■ Input:
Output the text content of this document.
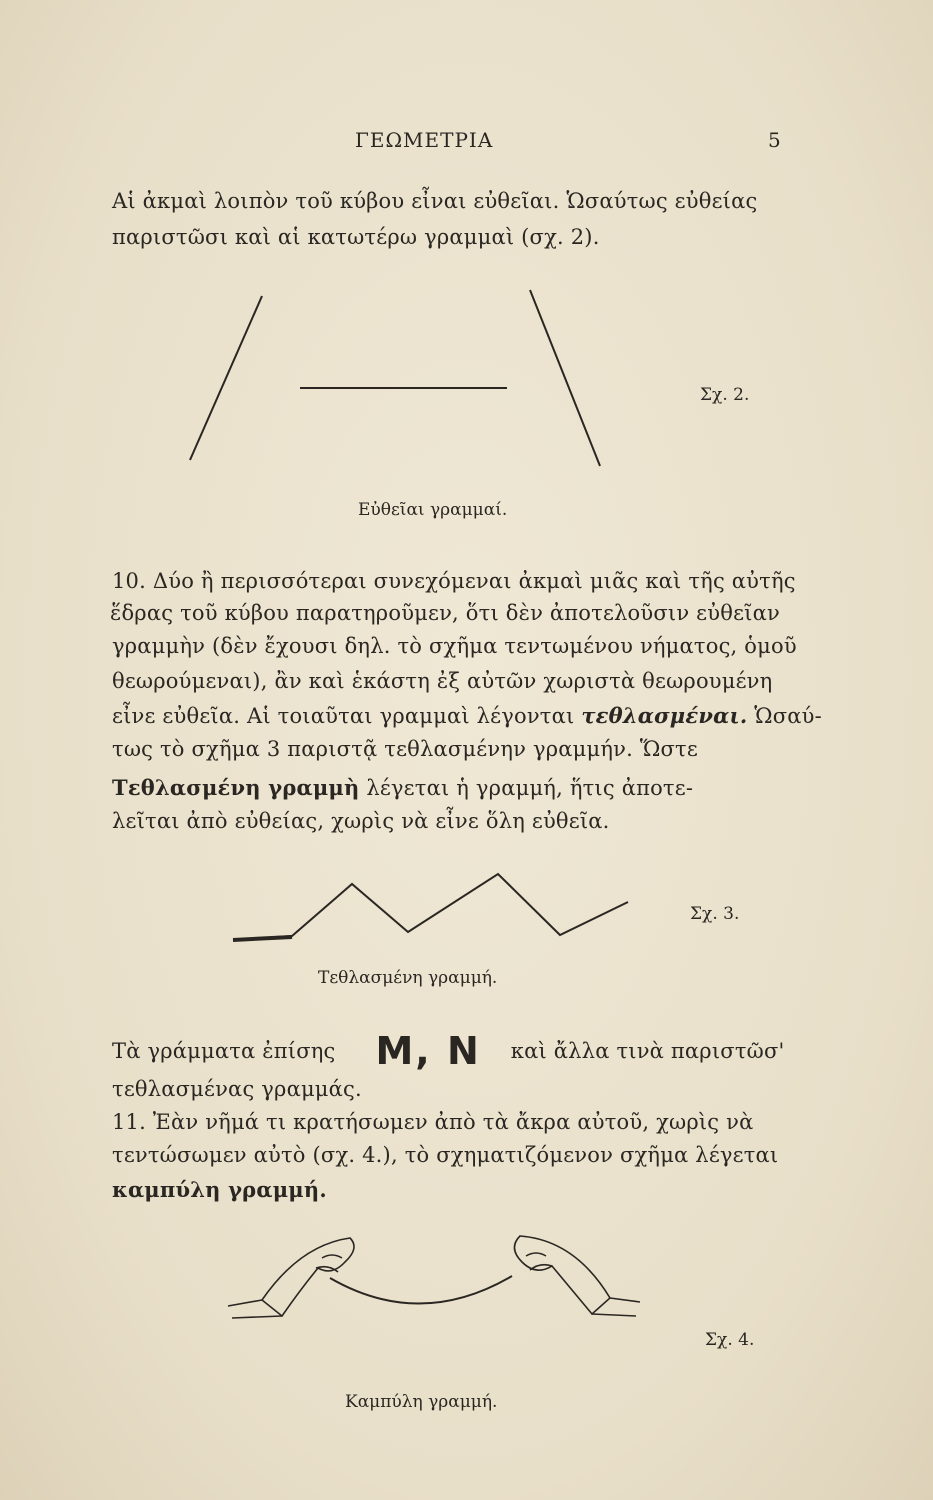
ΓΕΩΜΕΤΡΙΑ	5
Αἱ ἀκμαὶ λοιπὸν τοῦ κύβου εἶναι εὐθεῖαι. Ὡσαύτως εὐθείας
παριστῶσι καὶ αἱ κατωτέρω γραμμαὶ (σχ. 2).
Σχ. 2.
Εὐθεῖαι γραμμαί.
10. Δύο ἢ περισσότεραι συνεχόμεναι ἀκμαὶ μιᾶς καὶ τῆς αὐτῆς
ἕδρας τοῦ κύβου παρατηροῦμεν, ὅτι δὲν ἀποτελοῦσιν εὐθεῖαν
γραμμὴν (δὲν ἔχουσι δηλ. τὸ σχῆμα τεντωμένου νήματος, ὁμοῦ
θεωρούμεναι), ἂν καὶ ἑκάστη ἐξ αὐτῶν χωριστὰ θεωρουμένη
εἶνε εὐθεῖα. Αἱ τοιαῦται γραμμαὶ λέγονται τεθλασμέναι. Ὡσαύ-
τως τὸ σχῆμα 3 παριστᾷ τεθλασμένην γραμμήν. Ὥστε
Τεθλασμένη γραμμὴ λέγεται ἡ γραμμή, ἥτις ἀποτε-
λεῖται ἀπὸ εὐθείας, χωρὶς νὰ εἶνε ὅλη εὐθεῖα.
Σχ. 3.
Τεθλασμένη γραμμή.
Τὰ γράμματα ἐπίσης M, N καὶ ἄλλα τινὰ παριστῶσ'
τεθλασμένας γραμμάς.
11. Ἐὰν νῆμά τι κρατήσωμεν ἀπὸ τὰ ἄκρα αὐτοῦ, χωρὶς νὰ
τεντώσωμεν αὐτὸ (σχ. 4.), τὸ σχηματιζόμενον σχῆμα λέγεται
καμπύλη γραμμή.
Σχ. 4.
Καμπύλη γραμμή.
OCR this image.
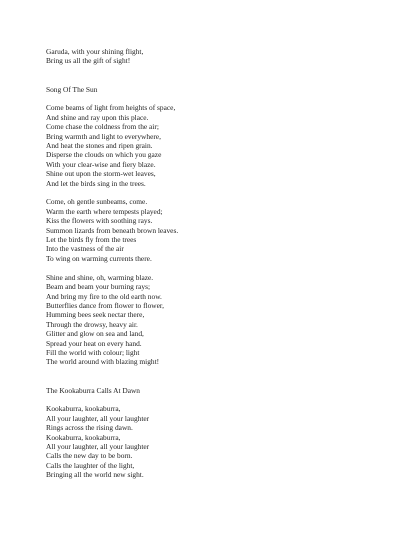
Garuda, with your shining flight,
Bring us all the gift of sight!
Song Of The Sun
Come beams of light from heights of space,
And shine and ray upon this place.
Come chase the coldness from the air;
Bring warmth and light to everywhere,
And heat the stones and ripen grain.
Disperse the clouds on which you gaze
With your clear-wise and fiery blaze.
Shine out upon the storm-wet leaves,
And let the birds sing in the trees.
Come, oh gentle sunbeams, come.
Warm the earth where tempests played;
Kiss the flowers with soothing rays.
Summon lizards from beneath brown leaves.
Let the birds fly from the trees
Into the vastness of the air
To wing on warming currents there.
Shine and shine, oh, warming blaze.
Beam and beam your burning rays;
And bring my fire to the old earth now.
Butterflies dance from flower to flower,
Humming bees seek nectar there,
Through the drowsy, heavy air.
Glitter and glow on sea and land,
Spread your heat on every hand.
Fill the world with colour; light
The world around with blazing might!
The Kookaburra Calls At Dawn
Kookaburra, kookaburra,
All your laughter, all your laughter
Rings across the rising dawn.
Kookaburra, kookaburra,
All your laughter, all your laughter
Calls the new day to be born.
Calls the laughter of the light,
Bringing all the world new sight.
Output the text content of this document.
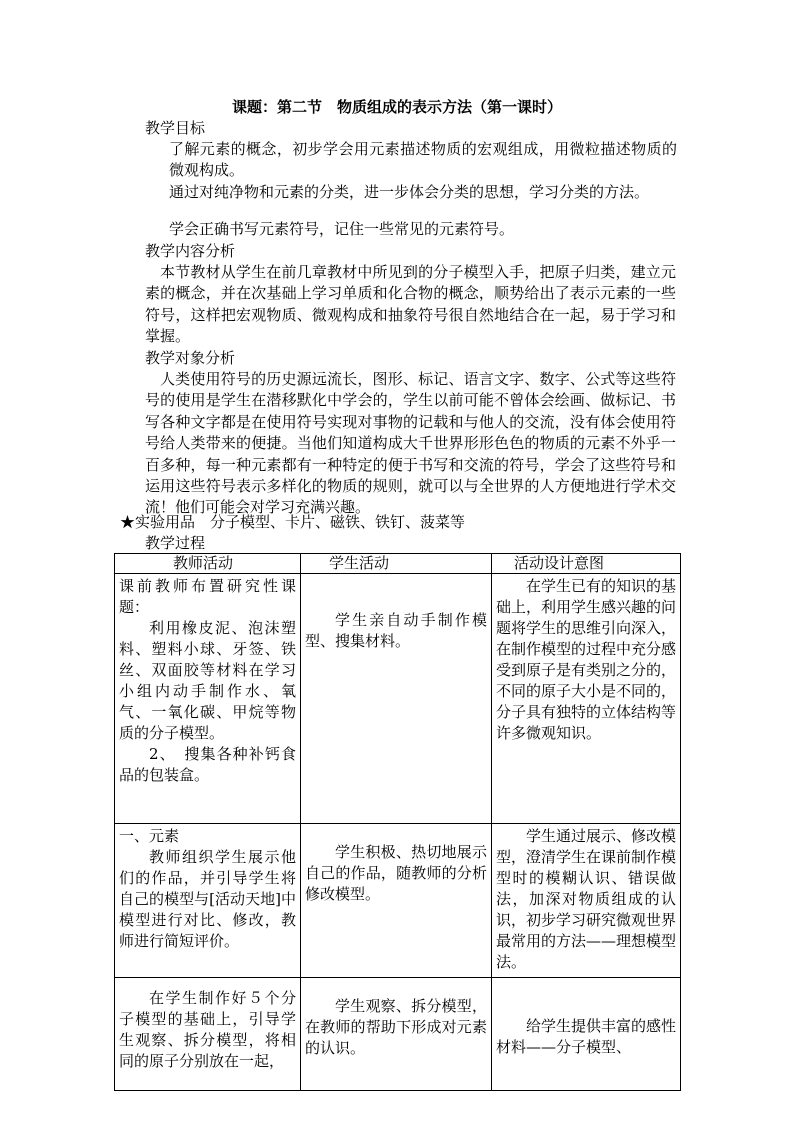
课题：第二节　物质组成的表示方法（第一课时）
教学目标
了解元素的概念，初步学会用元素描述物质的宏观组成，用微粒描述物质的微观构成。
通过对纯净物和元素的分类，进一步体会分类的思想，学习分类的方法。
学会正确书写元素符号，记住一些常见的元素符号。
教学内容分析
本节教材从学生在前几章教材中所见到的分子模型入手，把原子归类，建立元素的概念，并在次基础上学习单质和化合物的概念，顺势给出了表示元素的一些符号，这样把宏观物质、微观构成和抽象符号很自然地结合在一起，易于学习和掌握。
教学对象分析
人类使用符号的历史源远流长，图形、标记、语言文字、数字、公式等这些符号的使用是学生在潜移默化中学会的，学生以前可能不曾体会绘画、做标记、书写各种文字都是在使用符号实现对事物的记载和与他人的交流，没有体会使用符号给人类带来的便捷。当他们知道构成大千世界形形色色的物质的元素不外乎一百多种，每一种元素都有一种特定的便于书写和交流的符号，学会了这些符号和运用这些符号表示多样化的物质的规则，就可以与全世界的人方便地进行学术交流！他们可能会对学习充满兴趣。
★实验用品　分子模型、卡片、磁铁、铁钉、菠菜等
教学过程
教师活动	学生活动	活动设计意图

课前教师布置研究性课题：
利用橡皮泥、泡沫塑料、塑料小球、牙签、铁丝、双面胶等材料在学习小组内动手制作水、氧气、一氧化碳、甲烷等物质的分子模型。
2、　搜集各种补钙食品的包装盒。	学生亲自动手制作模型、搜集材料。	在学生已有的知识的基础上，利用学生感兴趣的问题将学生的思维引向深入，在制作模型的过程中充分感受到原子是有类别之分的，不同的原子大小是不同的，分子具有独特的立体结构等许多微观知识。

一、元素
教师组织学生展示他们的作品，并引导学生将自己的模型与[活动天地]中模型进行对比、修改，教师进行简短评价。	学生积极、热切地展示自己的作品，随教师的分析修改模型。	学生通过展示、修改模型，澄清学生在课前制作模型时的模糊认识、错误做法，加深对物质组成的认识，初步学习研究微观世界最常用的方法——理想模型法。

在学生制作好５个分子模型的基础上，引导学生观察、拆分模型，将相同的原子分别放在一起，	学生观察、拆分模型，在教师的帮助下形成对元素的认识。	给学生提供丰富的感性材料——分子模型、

■ Stated problem: Show every line where the string "γραμμαὶ" appears.

■ Task response:
παριστῶσι καὶ αἱ κατωτέρω γραμμαὶ (σχ. 2).
εἶνε εὐθεῖα. Αἱ τοιαῦται γραμμαὶ λέγονται τεθλασμέναι. Ὡσαύ-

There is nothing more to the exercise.